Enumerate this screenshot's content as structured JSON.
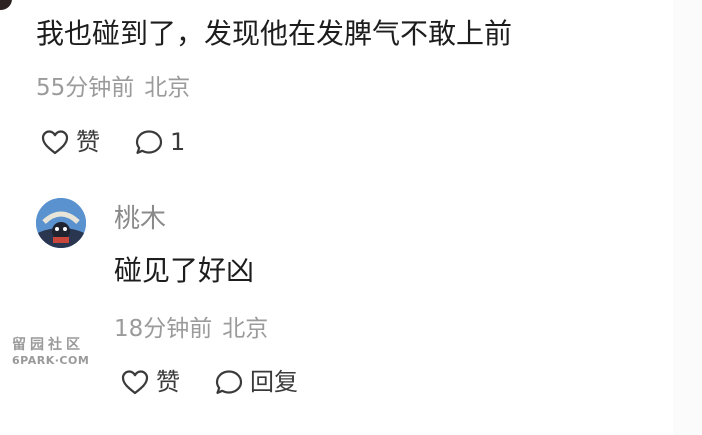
{
  "comments": [
    {
      "text": "我也碰到了，发现他在发脾气不敢上前",
      "time": "55分钟前",
      "location": "北京",
      "like_label": "赞",
      "reply_count": "1"
    }
  ],
  "reply": {
    "username": "桃木",
    "text": "碰见了好凶",
    "time": "18分钟前",
    "location": "北京",
    "like_label": "赞",
    "reply_label": "回复"
  },
  "watermark": {
    "cn": "留园社区",
    "en": "6PARK·COM"
  },
  "icons": {
    "like": "heart-outline-icon",
    "comment": "speech-bubble-icon"
  },
  "colors": {
    "text": "#1d1d1d",
    "meta": "#9b9b9b",
    "username": "#8a8a8a",
    "action": "#3a3a3a"
  }
}
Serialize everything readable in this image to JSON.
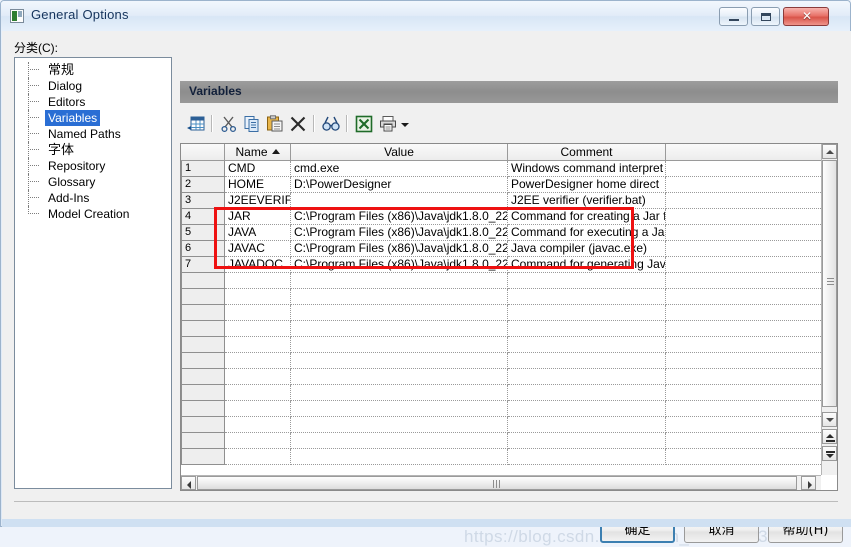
{
  "window": {
    "title": "General Options",
    "icon": "app-icon",
    "buttons": {
      "minimize": "–",
      "maximize": "□",
      "close": "✕"
    }
  },
  "sidebar": {
    "label": "分类(C):",
    "items": [
      {
        "label": "常规",
        "selected": false,
        "cjk": true
      },
      {
        "label": "Dialog",
        "selected": false,
        "cjk": false
      },
      {
        "label": "Editors",
        "selected": false,
        "cjk": false
      },
      {
        "label": "Variables",
        "selected": true,
        "cjk": false
      },
      {
        "label": "Named Paths",
        "selected": false,
        "cjk": false
      },
      {
        "label": "字体",
        "selected": false,
        "cjk": true
      },
      {
        "label": "Repository",
        "selected": false,
        "cjk": false
      },
      {
        "label": "Glossary",
        "selected": false,
        "cjk": false
      },
      {
        "label": "Add-Ins",
        "selected": false,
        "cjk": false
      },
      {
        "label": "Model Creation",
        "selected": false,
        "cjk": false
      }
    ]
  },
  "panel": {
    "title": "Variables"
  },
  "toolbar": {
    "items": [
      {
        "name": "insert-row-icon",
        "title": "Insert a Row"
      },
      {
        "name": "cut-icon",
        "title": "Cut"
      },
      {
        "name": "copy-icon",
        "title": "Copy"
      },
      {
        "name": "paste-icon",
        "title": "Paste"
      },
      {
        "name": "delete-icon",
        "title": "Delete"
      },
      {
        "name": "find-icon",
        "title": "Find"
      },
      {
        "name": "excel-export-icon",
        "title": "Export to Excel"
      },
      {
        "name": "print-icon",
        "title": "Print"
      },
      {
        "name": "chevron-down-icon",
        "title": "More"
      }
    ]
  },
  "grid": {
    "columns": [
      {
        "key": "rownum",
        "label": ""
      },
      {
        "key": "name",
        "label": "Name",
        "sorted": "asc"
      },
      {
        "key": "value",
        "label": "Value"
      },
      {
        "key": "comment",
        "label": "Comment"
      },
      {
        "key": "extra",
        "label": ""
      }
    ],
    "sort_indicator": "▲",
    "rows": [
      {
        "num": "1",
        "name": "CMD",
        "value": "cmd.exe",
        "comment": "Windows command interpret",
        "highlighted": false
      },
      {
        "num": "2",
        "name": "HOME",
        "value": "D:\\PowerDesigner",
        "comment": "PowerDesigner home direct",
        "highlighted": false
      },
      {
        "num": "3",
        "name": "J2EEVERIF",
        "value": "",
        "comment": "J2EE verifier (verifier.bat)",
        "highlighted": false
      },
      {
        "num": "4",
        "name": "JAR",
        "value": "C:\\Program Files (x86)\\Java\\jdk1.8.0_22",
        "comment": "Command for creating a Jar f",
        "highlighted": true
      },
      {
        "num": "5",
        "name": "JAVA",
        "value": "C:\\Program Files (x86)\\Java\\jdk1.8.0_22",
        "comment": "Command for executing a Ja",
        "highlighted": true
      },
      {
        "num": "6",
        "name": "JAVAC",
        "value": "C:\\Program Files (x86)\\Java\\jdk1.8.0_22",
        "comment": "Java compiler (javac.exe)",
        "highlighted": true
      },
      {
        "num": "7",
        "name": "JAVADOC",
        "value": "C:\\Program Files (x86)\\Java\\jdk1.8.0_22",
        "comment": "Command for generating Jav",
        "highlighted": true
      },
      {
        "num": "",
        "name": "",
        "value": "",
        "comment": "",
        "highlighted": false
      },
      {
        "num": "",
        "name": "",
        "value": "",
        "comment": "",
        "highlighted": false
      },
      {
        "num": "",
        "name": "",
        "value": "",
        "comment": "",
        "highlighted": false
      },
      {
        "num": "",
        "name": "",
        "value": "",
        "comment": "",
        "highlighted": false
      },
      {
        "num": "",
        "name": "",
        "value": "",
        "comment": "",
        "highlighted": false
      },
      {
        "num": "",
        "name": "",
        "value": "",
        "comment": "",
        "highlighted": false
      },
      {
        "num": "",
        "name": "",
        "value": "",
        "comment": "",
        "highlighted": false
      },
      {
        "num": "",
        "name": "",
        "value": "",
        "comment": "",
        "highlighted": false
      },
      {
        "num": "",
        "name": "",
        "value": "",
        "comment": "",
        "highlighted": false
      },
      {
        "num": "",
        "name": "",
        "value": "",
        "comment": "",
        "highlighted": false
      },
      {
        "num": "",
        "name": "",
        "value": "",
        "comment": "",
        "highlighted": false
      },
      {
        "num": "",
        "name": "",
        "value": "",
        "comment": "",
        "highlighted": false
      }
    ],
    "highlight_color": "#ee1111"
  },
  "footer": {
    "ok_label": "确定",
    "cancel_label": "取消",
    "help_label": "帮助(H)",
    "watermark": "https://blog.csdn.net/weixin_43331673"
  }
}
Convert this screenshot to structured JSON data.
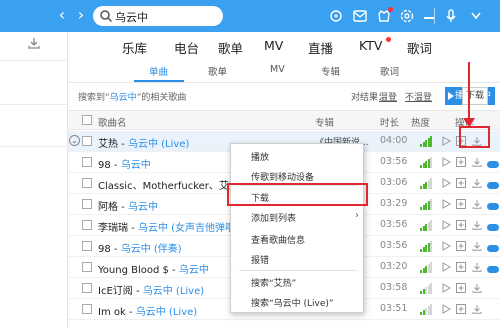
{
  "titlebar": {
    "search_value": "乌云中",
    "bg_color": "#3aa0f0"
  },
  "categories": [
    "乐库",
    "电台",
    "歌单",
    "MV",
    "直播",
    "KTV",
    "歌词"
  ],
  "subtabs": [
    "单曲",
    "歌单",
    "MV",
    "专辑",
    "歌词"
  ],
  "results": {
    "prefix": "搜索到“",
    "keyword": "乌云中",
    "suffix": "”的相关歌曲",
    "filter_label": "对结果：",
    "filter": "",
    "filter_link1": "温登",
    "filter_link2": "不温登",
    "play_button": "播放选中",
    "add_button": "添加",
    "download_button": "下载"
  },
  "table": {
    "headers": [
      "歌曲名",
      "专辑",
      "时长",
      "热度",
      "操作"
    ],
    "rows": [
      {
        "title": "艾热",
        "artist": "乌云中 (Live)",
        "album": "《中国新说...",
        "duration": "04:00",
        "highlighted": true
      },
      {
        "title": "98",
        "artist": "乌云中",
        "album": "",
        "duration": "03:56"
      },
      {
        "title": "Classic、Motherfucker、艾热",
        "artist": "",
        "album": "",
        "duration": "03:06"
      },
      {
        "title": "阿格",
        "artist": "乌云中",
        "album": "",
        "duration": "03:29"
      },
      {
        "title": "李瑞瑞",
        "artist": "乌云中 (女声吉他弹唱)",
        "album": "",
        "duration": "03:56"
      },
      {
        "title": "98",
        "artist": "乌云中 (伴奏)",
        "album": "",
        "duration": "03:56"
      },
      {
        "title": "Young Blood $",
        "artist": "乌云中",
        "album": "",
        "duration": "03:20"
      },
      {
        "title": "IcE订阅",
        "artist": "乌云中 (Live)",
        "album": "",
        "duration": "03:58"
      },
      {
        "title": "Im ok",
        "artist": "乌云中 (Live)",
        "album": "",
        "duration": "03:51"
      }
    ]
  },
  "context_menu": {
    "items": [
      "播放",
      "传歌到移动设备",
      "下载",
      "添加到列表",
      "查看歌曲信息",
      "报错",
      "搜索“艾热”",
      "搜索“乌云中 (Live)”"
    ]
  },
  "colors": {
    "accent": "#2c8fe6",
    "annotation_red": "#e0272f",
    "heat_green": "#4cba2c"
  },
  "icons": [
    "back-icon",
    "forward-icon",
    "search-icon",
    "skin-icon",
    "mail-icon",
    "gift-icon",
    "settings-icon",
    "minimize-icon",
    "download-icon",
    "play-icon",
    "add-icon"
  ]
}
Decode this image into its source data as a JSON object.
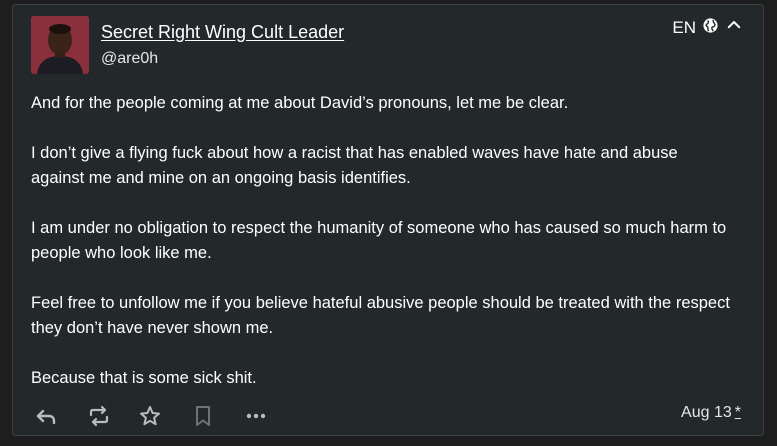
{
  "author": {
    "display_name": "Secret Right Wing Cult Leader",
    "handle": "@are0h"
  },
  "header": {
    "language": "EN",
    "visibility_icon": "globe-icon",
    "collapse_icon": "chevron-up-icon"
  },
  "status": {
    "paragraphs": [
      "And for the people coming at me about David’s pronouns, let me be clear.",
      "I don’t give a flying fuck about how a racist that has enabled waves have hate and abuse against me and mine on an ongoing basis identifies.",
      "I am under no obligation to respect the humanity of someone who has caused so much harm to people who look like me.",
      "Feel free to unfollow me if you believe hateful abusive people should be treated with the respect they don’t have never shown me.",
      "Because that is some sick shit."
    ]
  },
  "actions": {
    "items": [
      "reply-icon",
      "boost-icon",
      "favourite-icon",
      "bookmark-icon",
      "more-icon"
    ],
    "date": "Aug 13",
    "edited_marker": "*"
  },
  "colors": {
    "background": "#1e1e1e",
    "card": "#23282b",
    "text": "#ffffff",
    "icon": "#b9bcbf",
    "bookmark_icon": "#6e7377"
  }
}
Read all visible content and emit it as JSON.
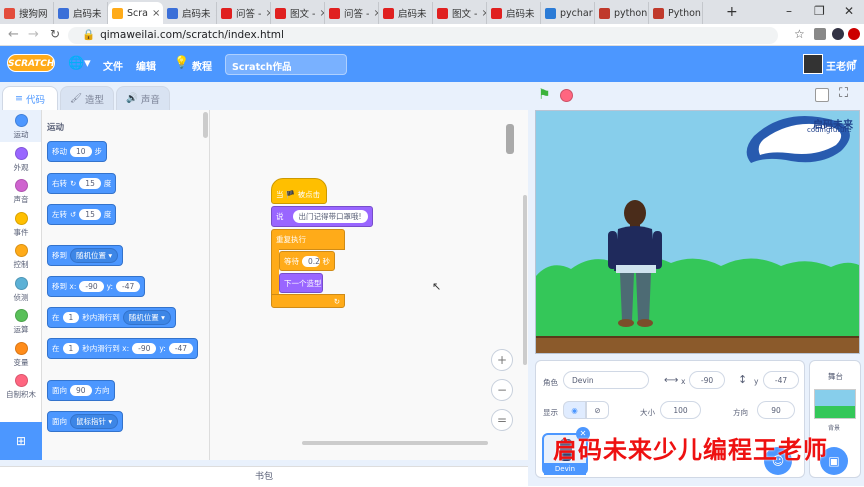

◆ SET TASK ◆
Search the lines for the string "JSON" and copy every line that has it.

◆ SOLUTION TO THE EXERCISE ◆
Enumerate this screenshot's content as structured JSON.
Serialize everything readable in this image to JSON.
Convert this screenshot to structured JSON data.
Decode this image into its source data as a JSON object.
Read all visible content and emit it as JSON.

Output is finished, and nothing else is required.